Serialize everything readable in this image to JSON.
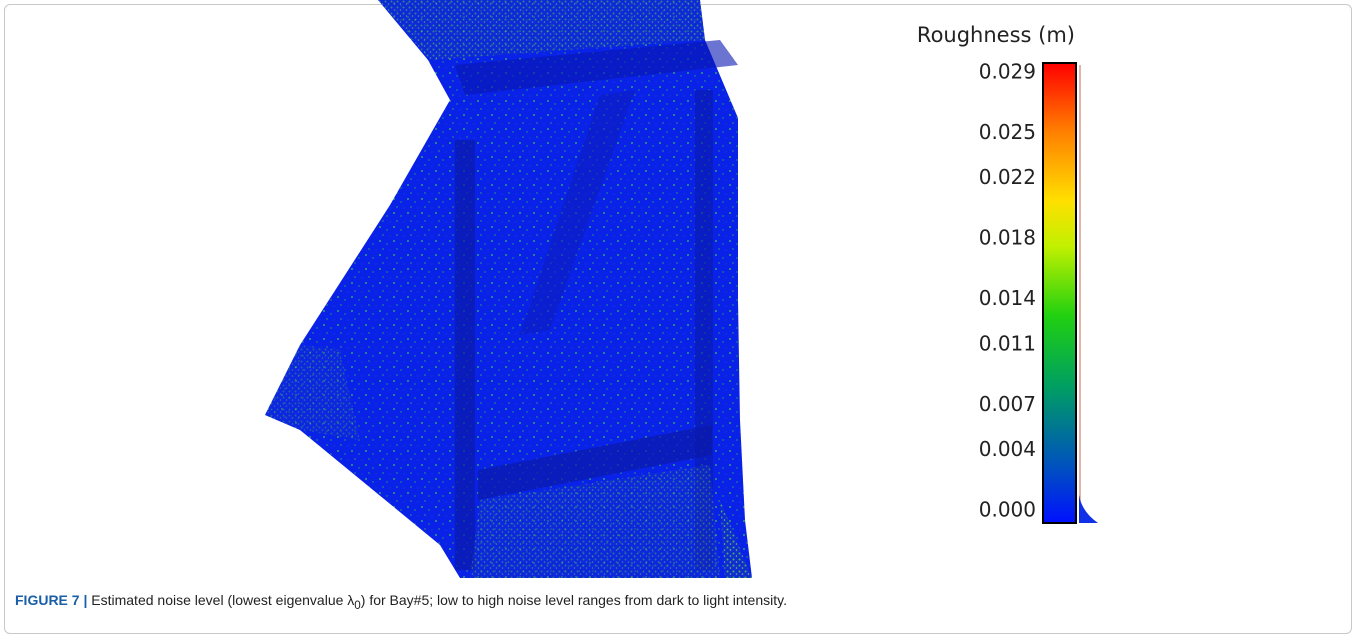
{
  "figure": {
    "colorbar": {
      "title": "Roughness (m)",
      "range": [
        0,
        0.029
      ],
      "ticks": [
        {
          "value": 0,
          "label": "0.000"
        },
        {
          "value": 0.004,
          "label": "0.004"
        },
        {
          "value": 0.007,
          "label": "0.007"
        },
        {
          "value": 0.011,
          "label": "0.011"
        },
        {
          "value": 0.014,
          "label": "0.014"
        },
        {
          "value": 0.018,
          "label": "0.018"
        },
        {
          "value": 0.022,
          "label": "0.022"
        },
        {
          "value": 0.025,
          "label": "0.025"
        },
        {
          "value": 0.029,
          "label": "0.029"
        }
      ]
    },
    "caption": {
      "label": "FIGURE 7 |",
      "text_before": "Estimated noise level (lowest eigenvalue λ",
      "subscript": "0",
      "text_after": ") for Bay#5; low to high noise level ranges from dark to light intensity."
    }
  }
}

# Problem to work on
Exact duplication of all the records is required; pictures are omitted from the copy.

# Result of the exercise
Serialize everything readable in this image to JSON.
{
  "figure": {
    "colorbar": {
      "title": "Roughness (m)",
      "range": [
        0,
        0.029
      ],
      "ticks": [
        {
          "value": 0,
          "label": "0.000"
        },
        {
          "value": 0.004,
          "label": "0.004"
        },
        {
          "value": 0.007,
          "label": "0.007"
        },
        {
          "value": 0.011,
          "label": "0.011"
        },
        {
          "value": 0.014,
          "label": "0.014"
        },
        {
          "value": 0.018,
          "label": "0.018"
        },
        {
          "value": 0.022,
          "label": "0.022"
        },
        {
          "value": 0.025,
          "label": "0.025"
        },
        {
          "value": 0.029,
          "label": "0.029"
        }
      ]
    },
    "caption": {
      "label": "FIGURE 7 |",
      "text_before": "Estimated noise level (lowest eigenvalue λ",
      "subscript": "0",
      "text_after": ") for Bay#5; low to high noise level ranges from dark to light intensity."
    }
  }
}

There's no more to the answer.